EXERCISE REQUIREMENTS | Return the lines where the word "this" occurs.

-- Begin DATASET RECORDS --

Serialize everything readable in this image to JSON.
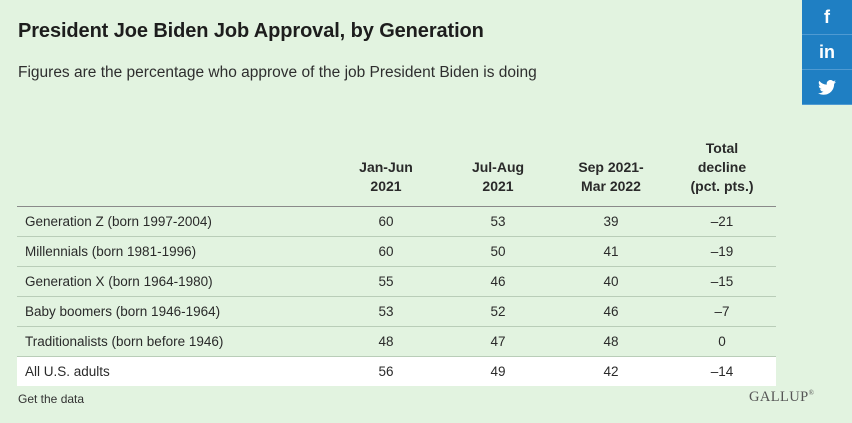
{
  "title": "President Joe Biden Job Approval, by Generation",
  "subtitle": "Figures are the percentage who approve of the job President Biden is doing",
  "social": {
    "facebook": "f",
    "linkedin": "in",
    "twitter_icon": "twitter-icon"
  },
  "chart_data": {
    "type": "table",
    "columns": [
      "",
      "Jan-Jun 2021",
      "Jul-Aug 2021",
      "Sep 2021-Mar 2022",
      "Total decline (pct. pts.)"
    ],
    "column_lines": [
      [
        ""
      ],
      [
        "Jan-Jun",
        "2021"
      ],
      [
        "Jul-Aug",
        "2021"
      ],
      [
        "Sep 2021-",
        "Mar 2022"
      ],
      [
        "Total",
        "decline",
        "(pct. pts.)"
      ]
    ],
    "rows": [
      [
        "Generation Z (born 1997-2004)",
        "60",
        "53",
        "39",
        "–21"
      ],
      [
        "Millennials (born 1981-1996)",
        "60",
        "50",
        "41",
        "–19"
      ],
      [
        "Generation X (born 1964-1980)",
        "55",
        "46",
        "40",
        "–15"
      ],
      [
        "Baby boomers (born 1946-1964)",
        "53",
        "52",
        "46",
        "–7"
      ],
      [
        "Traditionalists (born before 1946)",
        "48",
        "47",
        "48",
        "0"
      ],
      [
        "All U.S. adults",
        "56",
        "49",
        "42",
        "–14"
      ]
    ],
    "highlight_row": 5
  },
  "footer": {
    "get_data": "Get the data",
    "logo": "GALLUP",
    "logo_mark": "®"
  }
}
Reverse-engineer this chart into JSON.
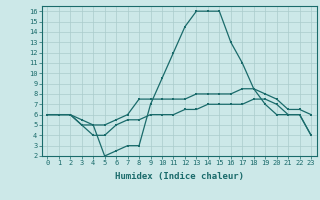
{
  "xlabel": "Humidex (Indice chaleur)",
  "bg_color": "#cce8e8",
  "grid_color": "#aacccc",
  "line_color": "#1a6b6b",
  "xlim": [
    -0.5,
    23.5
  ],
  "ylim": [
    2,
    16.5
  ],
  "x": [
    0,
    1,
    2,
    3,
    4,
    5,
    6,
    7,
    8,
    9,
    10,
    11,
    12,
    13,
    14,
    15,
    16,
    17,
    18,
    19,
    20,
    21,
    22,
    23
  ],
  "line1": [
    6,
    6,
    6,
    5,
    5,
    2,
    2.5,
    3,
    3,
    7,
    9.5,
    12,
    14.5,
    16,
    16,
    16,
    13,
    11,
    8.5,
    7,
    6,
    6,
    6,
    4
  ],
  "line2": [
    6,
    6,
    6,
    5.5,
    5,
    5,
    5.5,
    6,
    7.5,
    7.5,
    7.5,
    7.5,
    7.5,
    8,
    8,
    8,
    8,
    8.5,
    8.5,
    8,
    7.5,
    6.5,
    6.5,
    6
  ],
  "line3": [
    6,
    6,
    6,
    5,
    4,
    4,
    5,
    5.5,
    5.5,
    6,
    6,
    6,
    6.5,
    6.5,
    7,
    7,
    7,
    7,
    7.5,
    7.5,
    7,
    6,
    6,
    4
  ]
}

-- End DATASET RECORDS --

TASK OUTPUT |
Serialize everything readable in this image to JSON.
Reverse-engineer this chart into JSON.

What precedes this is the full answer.